• **WHAT YOU NEED TO DO**
Reproduce all the lines below with "article" substituted for every "clause" and nothing else altered. Leave the picture out.

------------------------------------------------

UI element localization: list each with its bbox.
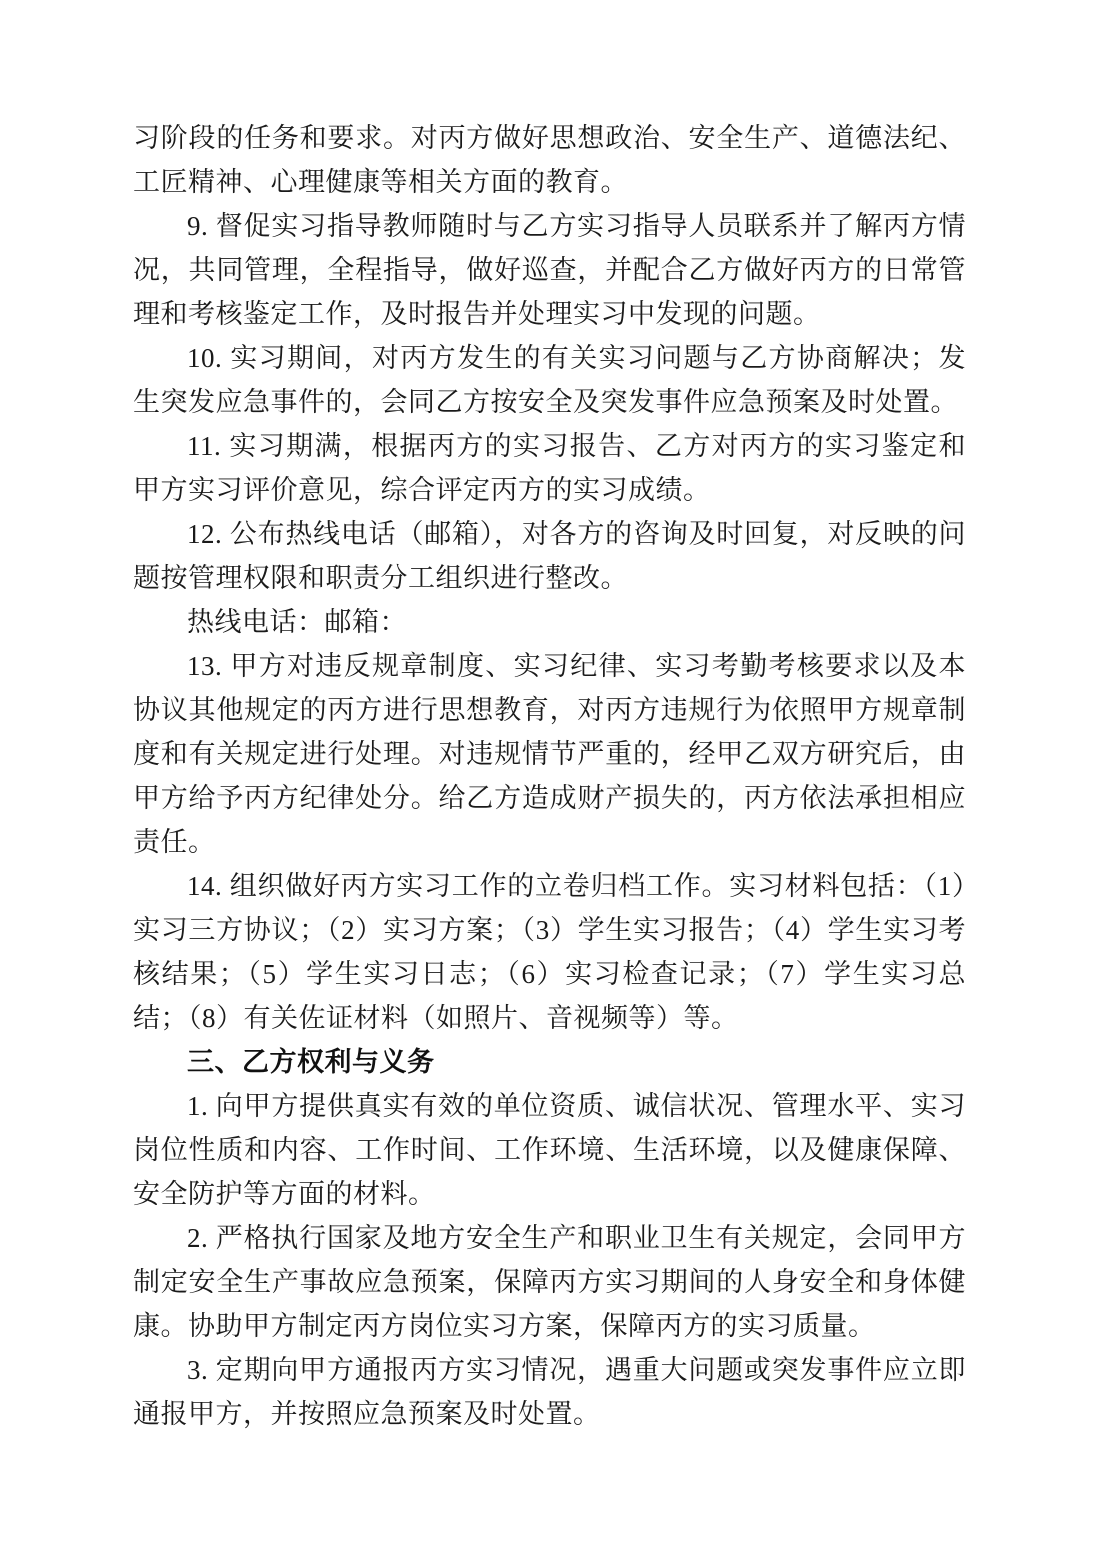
hotline-email-line: 热线电话：邮箱： [133, 600, 966, 644]
document-page: 习阶段的任务和要求。对丙方做好思想政治、安全生产、道德法纪、工匠精神、心理健康等… [0, 0, 1102, 1559]
clause-13: 13. 甲方对违反规章制度、实习纪律、实习考勤考核要求以及本协议其他规定的丙方进… [133, 644, 966, 864]
clause-b1: 1. 向甲方提供真实有效的单位资质、诚信状况、管理水平、实习岗位性质和内容、工作… [133, 1084, 966, 1216]
clause-9: 9. 督促实习指导教师随时与乙方实习指导人员联系并了解丙方情况，共同管理，全程指… [133, 204, 966, 336]
clause-14: 14. 组织做好丙方实习工作的立卷归档工作。实习材料包括：（1）实习三方协议；（… [133, 864, 966, 1040]
clause-12: 12. 公布热线电话（邮箱），对各方的咨询及时回复，对反映的问题按管理权限和职责… [133, 512, 966, 600]
document-content: 习阶段的任务和要求。对丙方做好思想政治、安全生产、道德法纪、工匠精神、心理健康等… [133, 116, 966, 1436]
section-heading-party-b-rights: 三、乙方权利与义务 [133, 1040, 966, 1084]
clause-11: 11. 实习期满，根据丙方的实习报告、乙方对丙方的实习鉴定和甲方实习评价意见，综… [133, 424, 966, 512]
clause-10: 10. 实习期间，对丙方发生的有关实习问题与乙方协商解决；发生突发应急事件的，会… [133, 336, 966, 424]
clause-b2: 2. 严格执行国家及地方安全生产和职业卫生有关规定，会同甲方制定安全生产事故应急… [133, 1216, 966, 1348]
paragraph-continuation: 习阶段的任务和要求。对丙方做好思想政治、安全生产、道德法纪、工匠精神、心理健康等… [133, 116, 966, 204]
clause-b3: 3. 定期向甲方通报丙方实习情况，遇重大问题或突发事件应立即通报甲方，并按照应急… [133, 1348, 966, 1436]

------------------------------------------------

• **TASK SOLUTION**
UI element localization: list each with its bbox.
hotline-email-line: 热线电话：邮箱： [133, 600, 966, 644]
document-page: 习阶段的任务和要求。对丙方做好思想政治、安全生产、道德法纪、工匠精神、心理健康等… [0, 0, 1102, 1559]
article-13: 13. 甲方对违反规章制度、实习纪律、实习考勤考核要求以及本协议其他规定的丙方进… [133, 644, 966, 864]
article-b1: 1. 向甲方提供真实有效的单位资质、诚信状况、管理水平、实习岗位性质和内容、工作… [133, 1084, 966, 1216]
article-9: 9. 督促实习指导教师随时与乙方实习指导人员联系并了解丙方情况，共同管理，全程指… [133, 204, 966, 336]
article-14: 14. 组织做好丙方实习工作的立卷归档工作。实习材料包括：（1）实习三方协议；（… [133, 864, 966, 1040]
article-12: 12. 公布热线电话（邮箱），对各方的咨询及时回复，对反映的问题按管理权限和职责… [133, 512, 966, 600]
document-content: 习阶段的任务和要求。对丙方做好思想政治、安全生产、道德法纪、工匠精神、心理健康等… [133, 116, 966, 1436]
section-heading-party-b-rights: 三、乙方权利与义务 [133, 1040, 966, 1084]
article-11: 11. 实习期满，根据丙方的实习报告、乙方对丙方的实习鉴定和甲方实习评价意见，综… [133, 424, 966, 512]
article-10: 10. 实习期间，对丙方发生的有关实习问题与乙方协商解决；发生突发应急事件的，会… [133, 336, 966, 424]
article-b2: 2. 严格执行国家及地方安全生产和职业卫生有关规定，会同甲方制定安全生产事故应急… [133, 1216, 966, 1348]
paragraph-continuation: 习阶段的任务和要求。对丙方做好思想政治、安全生产、道德法纪、工匠精神、心理健康等… [133, 116, 966, 204]
article-b3: 3. 定期向甲方通报丙方实习情况，遇重大问题或突发事件应立即通报甲方，并按照应急… [133, 1348, 966, 1436]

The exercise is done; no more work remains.